# PROBLEM TO WORK ON
Locate each line in the records containing "améliorer". Copy it.

-- LISTED RECORDS follows --

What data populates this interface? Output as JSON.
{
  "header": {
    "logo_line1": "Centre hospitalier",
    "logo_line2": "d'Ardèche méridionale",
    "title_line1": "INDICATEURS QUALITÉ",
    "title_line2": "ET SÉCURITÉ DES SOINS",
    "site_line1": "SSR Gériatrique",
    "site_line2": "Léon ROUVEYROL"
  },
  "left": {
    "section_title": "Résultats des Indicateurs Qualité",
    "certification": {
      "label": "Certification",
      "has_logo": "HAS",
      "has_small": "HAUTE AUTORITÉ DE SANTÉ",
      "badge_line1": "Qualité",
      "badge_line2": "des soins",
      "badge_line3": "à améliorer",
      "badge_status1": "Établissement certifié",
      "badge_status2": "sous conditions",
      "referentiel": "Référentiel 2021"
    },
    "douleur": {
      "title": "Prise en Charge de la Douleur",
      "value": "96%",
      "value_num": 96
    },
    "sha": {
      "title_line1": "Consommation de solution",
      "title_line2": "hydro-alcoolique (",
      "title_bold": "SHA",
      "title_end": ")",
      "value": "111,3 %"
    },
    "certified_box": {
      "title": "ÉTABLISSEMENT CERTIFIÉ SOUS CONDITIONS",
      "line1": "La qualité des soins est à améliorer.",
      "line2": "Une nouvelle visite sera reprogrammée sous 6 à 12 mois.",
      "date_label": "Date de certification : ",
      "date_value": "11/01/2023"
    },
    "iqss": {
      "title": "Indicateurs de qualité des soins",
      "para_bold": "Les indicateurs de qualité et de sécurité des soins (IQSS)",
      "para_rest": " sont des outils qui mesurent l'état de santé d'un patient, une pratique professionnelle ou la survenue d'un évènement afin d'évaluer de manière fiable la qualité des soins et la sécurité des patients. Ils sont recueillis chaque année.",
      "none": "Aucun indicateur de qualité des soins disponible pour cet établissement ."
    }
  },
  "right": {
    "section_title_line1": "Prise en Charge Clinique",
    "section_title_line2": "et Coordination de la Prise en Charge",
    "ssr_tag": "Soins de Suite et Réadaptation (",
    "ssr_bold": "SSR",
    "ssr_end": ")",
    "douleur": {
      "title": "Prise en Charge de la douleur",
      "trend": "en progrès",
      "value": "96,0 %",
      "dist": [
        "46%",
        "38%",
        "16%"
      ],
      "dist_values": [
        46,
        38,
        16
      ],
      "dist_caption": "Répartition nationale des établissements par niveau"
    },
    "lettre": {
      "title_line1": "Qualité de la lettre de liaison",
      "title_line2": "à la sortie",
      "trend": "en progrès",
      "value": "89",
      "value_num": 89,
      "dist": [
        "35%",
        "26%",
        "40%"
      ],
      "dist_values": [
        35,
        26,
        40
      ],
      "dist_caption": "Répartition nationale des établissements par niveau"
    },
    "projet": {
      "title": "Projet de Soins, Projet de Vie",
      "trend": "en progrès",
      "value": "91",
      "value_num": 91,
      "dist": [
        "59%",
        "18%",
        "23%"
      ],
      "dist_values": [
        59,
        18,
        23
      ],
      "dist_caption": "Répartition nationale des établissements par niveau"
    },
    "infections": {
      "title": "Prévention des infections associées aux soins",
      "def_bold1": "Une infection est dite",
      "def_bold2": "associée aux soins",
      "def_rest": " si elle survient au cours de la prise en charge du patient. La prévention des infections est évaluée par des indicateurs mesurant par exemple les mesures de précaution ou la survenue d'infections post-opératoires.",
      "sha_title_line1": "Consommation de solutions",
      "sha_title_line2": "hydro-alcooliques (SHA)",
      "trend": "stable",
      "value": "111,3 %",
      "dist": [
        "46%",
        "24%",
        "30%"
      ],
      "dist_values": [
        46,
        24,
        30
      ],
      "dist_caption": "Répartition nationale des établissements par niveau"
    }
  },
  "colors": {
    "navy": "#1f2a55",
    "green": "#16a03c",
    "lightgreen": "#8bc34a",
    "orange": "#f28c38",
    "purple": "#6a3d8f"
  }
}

-- LISTED RECORDS concluded --

# RESULT BELOW
      "badge_line3": "à améliorer",
      "line1": "La qualité des soins est à améliorer.",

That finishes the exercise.